━━━━━ INFORMATION GIVEN ━━━━━

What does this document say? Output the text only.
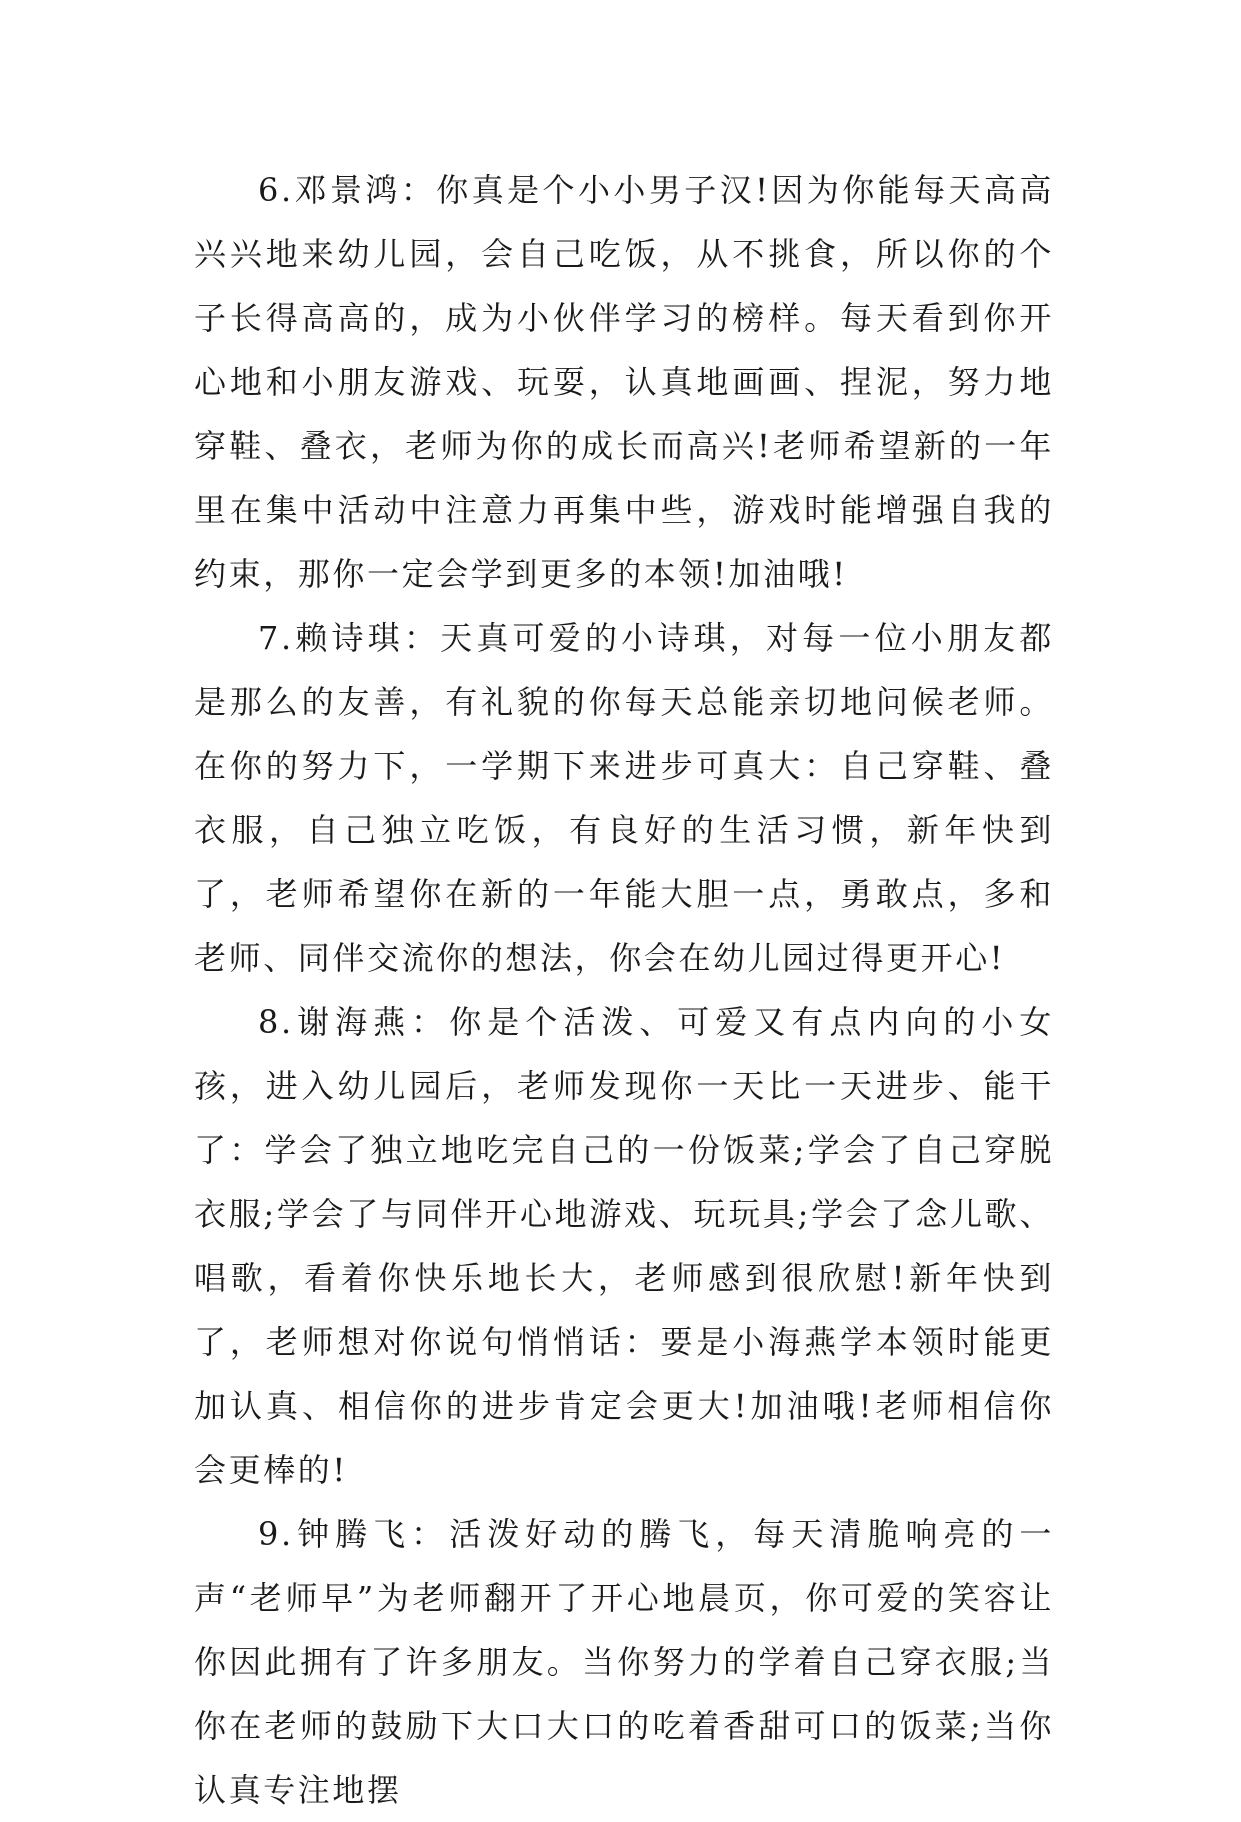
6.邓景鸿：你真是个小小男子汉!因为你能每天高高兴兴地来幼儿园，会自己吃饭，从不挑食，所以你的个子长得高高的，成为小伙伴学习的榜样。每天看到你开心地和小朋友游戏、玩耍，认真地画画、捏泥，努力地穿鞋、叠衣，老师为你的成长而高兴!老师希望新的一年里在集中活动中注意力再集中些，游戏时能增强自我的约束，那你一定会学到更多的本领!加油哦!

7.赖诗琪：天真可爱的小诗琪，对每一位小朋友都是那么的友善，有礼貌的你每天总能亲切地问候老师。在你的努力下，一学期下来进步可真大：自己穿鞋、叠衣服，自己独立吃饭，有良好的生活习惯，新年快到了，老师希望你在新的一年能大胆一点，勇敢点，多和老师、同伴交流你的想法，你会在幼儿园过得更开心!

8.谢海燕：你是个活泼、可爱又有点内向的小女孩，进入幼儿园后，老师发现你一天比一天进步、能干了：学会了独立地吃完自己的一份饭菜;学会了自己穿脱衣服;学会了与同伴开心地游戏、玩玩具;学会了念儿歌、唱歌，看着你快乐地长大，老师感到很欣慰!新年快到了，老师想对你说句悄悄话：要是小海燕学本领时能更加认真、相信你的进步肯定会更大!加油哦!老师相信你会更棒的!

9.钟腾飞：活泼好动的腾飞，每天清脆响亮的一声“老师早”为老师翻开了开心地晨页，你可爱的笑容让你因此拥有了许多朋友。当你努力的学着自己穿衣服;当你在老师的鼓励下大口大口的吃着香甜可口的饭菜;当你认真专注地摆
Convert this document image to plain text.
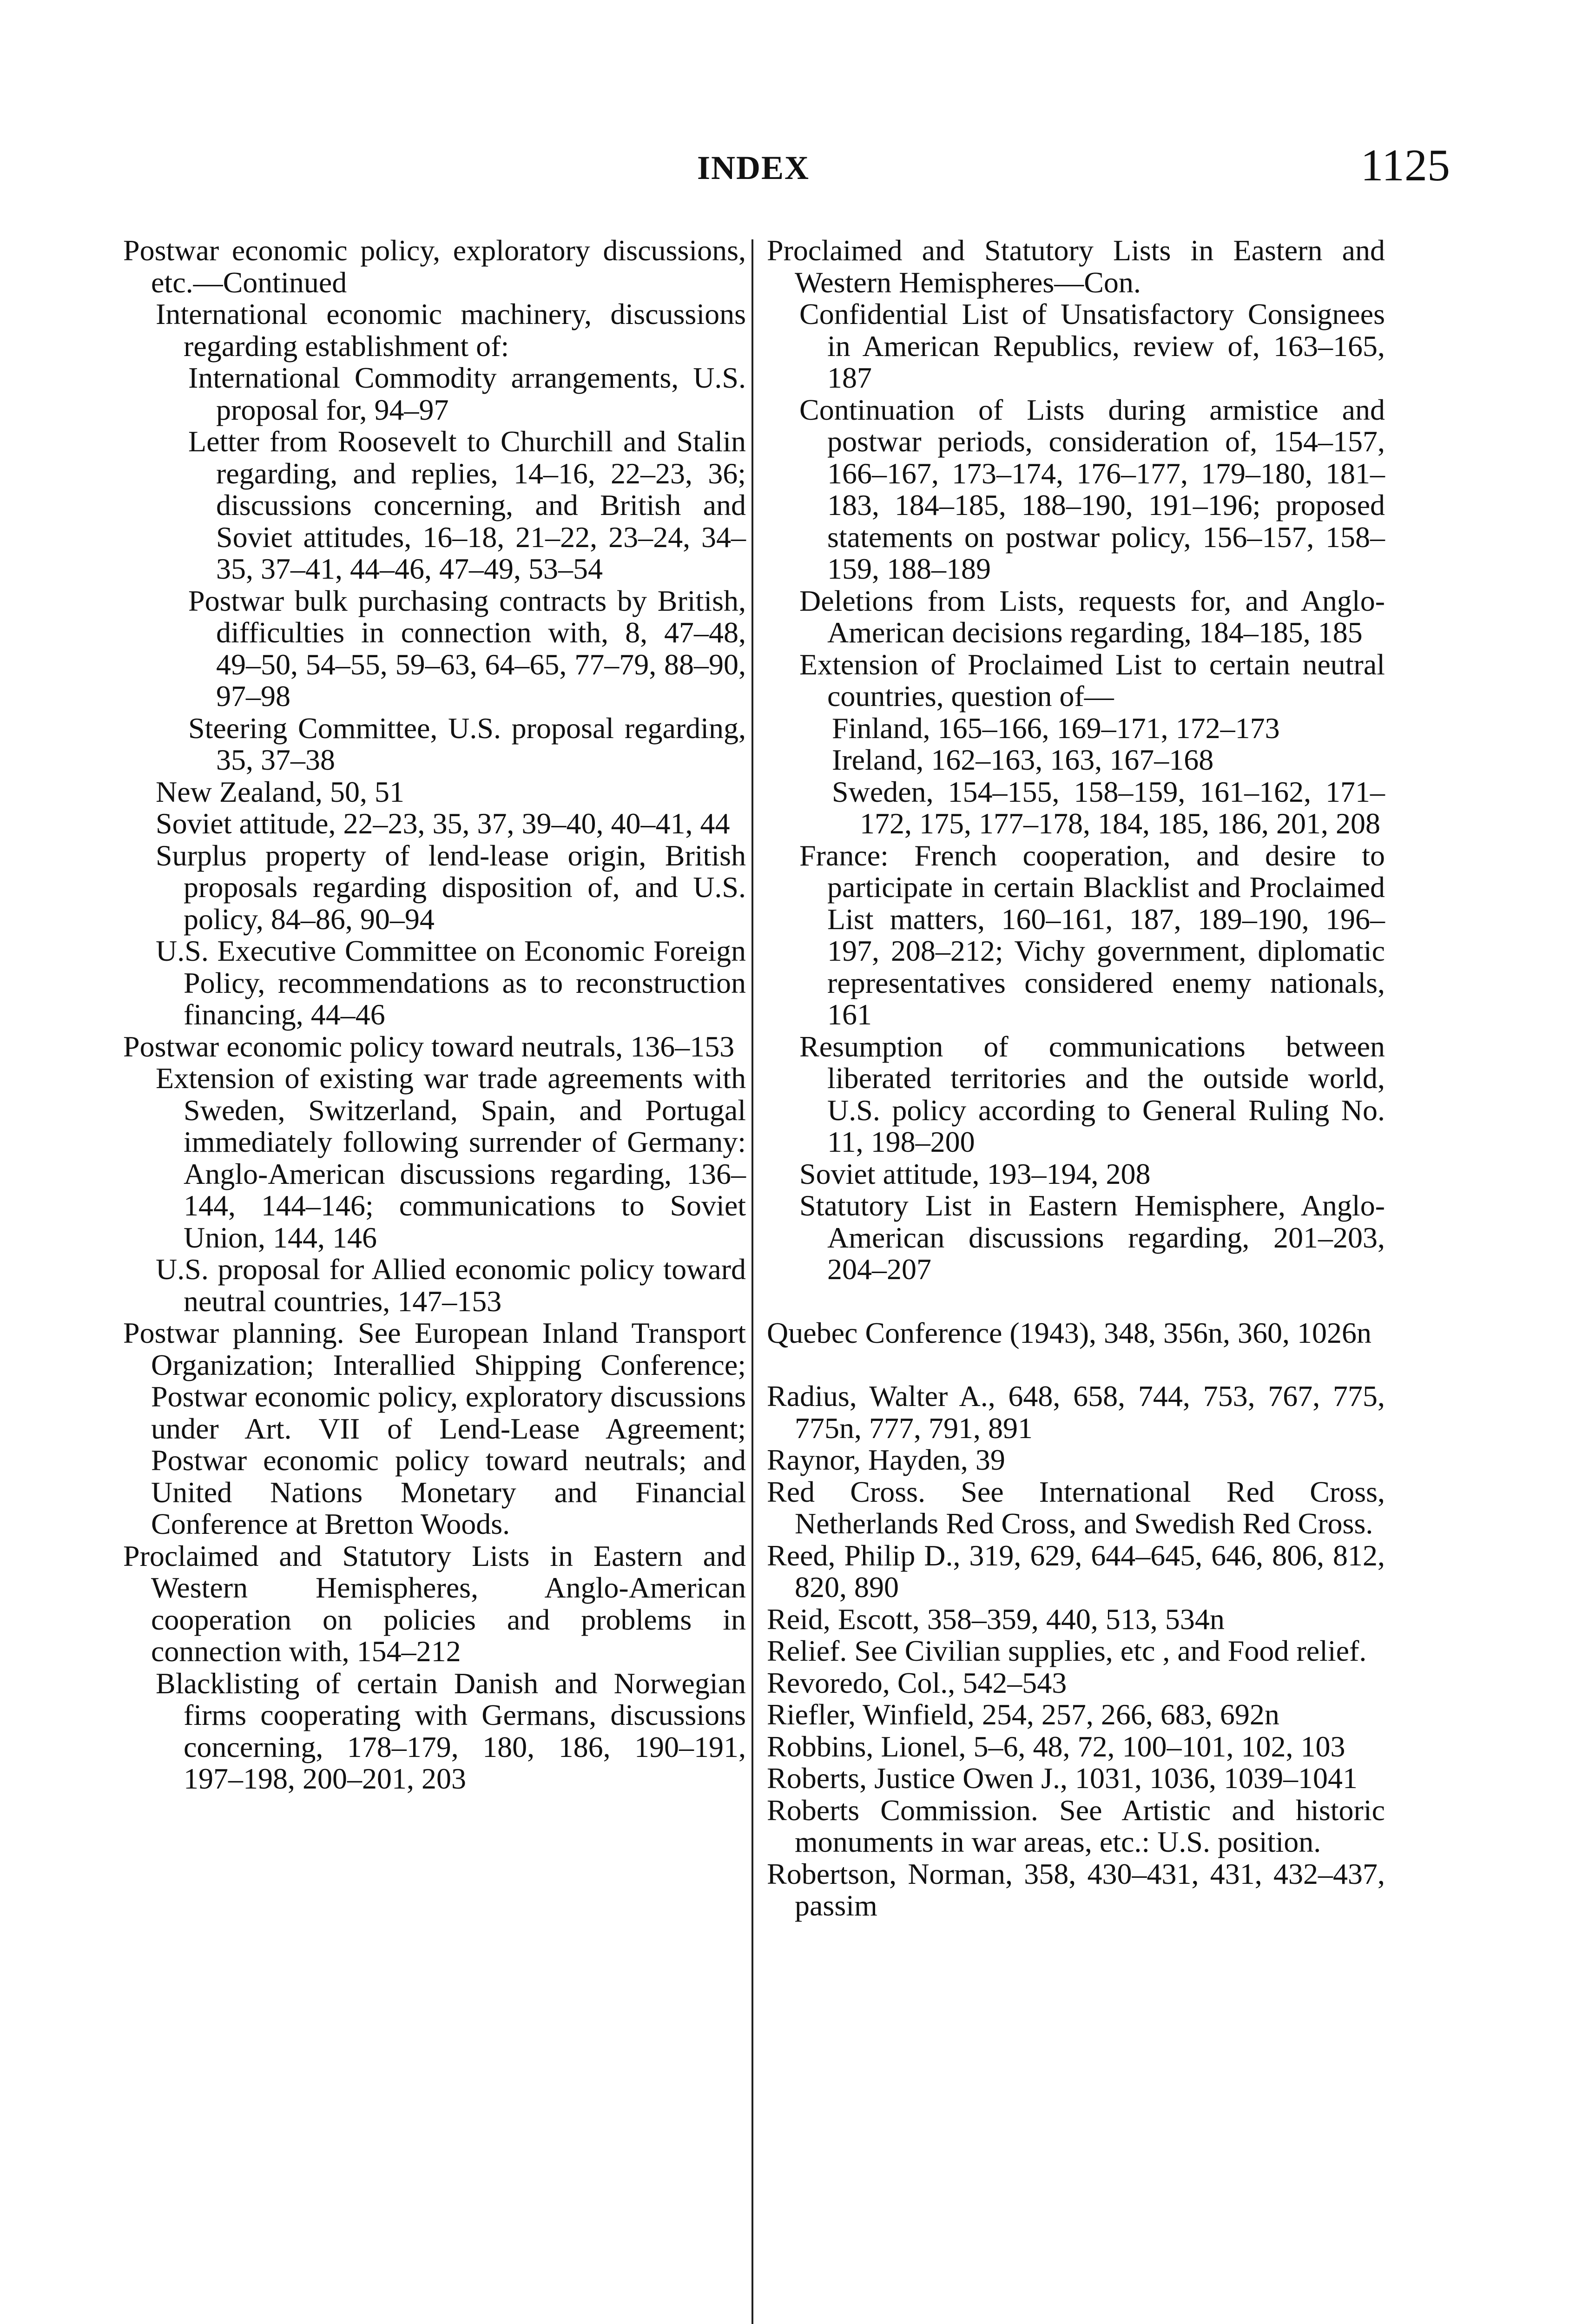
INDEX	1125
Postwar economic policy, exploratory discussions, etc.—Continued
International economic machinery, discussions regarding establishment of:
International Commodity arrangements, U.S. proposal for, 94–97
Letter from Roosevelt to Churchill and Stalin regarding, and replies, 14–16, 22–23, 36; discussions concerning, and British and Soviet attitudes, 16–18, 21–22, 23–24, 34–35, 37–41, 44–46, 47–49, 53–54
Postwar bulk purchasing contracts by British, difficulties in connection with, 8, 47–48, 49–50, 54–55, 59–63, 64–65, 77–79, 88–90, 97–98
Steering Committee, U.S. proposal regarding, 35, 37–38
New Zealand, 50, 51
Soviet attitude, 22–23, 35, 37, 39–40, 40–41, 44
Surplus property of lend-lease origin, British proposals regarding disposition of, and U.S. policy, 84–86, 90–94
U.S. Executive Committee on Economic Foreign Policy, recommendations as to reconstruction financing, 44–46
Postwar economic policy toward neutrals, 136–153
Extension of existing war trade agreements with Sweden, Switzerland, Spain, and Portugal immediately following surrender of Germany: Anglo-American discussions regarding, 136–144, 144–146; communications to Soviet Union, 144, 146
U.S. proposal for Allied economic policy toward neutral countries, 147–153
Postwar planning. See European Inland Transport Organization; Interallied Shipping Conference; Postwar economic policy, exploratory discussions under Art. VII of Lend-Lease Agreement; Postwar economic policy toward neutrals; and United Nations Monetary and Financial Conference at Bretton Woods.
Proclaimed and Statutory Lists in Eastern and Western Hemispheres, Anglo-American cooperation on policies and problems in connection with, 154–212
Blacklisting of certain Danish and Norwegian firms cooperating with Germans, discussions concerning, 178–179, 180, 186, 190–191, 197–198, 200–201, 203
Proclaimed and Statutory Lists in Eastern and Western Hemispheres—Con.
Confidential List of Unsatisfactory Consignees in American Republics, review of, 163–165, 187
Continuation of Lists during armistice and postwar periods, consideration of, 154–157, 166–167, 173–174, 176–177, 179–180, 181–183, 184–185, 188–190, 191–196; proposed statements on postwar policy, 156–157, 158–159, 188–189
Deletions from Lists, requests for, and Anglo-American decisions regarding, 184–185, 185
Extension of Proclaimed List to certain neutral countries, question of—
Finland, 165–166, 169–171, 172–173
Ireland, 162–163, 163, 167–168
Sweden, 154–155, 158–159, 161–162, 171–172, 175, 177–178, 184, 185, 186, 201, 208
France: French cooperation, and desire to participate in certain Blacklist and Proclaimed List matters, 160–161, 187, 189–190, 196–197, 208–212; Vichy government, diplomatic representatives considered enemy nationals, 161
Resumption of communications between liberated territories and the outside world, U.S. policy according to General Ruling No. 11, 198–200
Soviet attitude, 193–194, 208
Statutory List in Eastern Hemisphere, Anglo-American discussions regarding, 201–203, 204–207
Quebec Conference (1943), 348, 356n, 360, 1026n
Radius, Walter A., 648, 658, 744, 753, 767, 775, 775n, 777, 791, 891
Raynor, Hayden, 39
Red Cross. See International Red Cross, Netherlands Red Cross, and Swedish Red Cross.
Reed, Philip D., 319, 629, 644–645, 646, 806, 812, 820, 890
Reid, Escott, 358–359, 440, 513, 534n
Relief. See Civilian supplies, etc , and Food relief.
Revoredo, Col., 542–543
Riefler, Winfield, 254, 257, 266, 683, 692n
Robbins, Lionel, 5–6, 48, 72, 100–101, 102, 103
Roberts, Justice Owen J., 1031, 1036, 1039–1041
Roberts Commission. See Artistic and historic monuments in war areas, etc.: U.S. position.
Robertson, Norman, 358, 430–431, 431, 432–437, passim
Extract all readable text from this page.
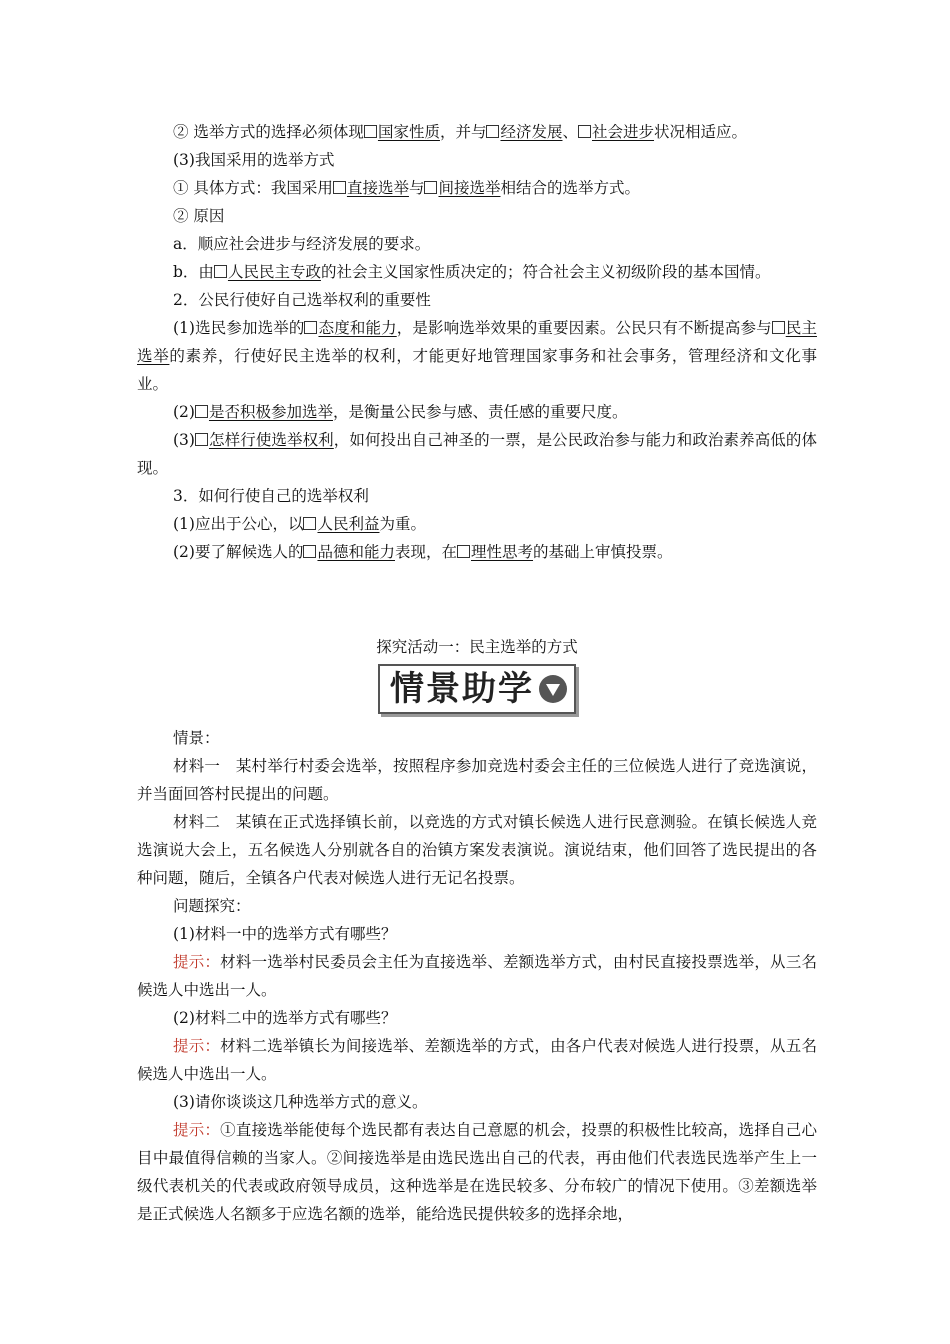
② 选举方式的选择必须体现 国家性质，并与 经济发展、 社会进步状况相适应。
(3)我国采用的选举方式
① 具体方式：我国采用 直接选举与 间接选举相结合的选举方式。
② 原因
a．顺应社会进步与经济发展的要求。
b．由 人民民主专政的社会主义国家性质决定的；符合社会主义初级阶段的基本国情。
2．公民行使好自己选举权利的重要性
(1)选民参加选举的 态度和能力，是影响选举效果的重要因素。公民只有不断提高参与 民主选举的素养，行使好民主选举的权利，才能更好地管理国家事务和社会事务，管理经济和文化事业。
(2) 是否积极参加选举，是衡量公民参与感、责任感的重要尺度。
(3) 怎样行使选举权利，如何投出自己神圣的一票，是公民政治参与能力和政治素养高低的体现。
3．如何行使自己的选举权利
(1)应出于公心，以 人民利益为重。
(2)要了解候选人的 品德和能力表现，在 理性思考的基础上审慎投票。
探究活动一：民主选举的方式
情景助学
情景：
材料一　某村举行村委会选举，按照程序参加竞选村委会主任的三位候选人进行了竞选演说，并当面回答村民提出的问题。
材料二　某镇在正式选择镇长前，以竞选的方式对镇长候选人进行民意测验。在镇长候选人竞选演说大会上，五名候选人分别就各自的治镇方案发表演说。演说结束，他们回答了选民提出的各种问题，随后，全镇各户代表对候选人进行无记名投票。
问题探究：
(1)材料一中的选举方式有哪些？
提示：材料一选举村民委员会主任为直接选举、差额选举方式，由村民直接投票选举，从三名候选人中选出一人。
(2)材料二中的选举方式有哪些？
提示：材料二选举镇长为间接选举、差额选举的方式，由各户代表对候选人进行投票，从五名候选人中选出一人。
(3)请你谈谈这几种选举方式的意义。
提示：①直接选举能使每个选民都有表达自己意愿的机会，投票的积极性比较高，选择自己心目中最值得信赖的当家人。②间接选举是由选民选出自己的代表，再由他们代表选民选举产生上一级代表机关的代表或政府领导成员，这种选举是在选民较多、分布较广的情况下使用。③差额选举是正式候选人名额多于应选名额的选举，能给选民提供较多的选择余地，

━━━━━

**REQUIRED WORK**
Among the records above, how many lines carry the string "International"? Reply with the number alone.

**EXERCISE ANSWER**
3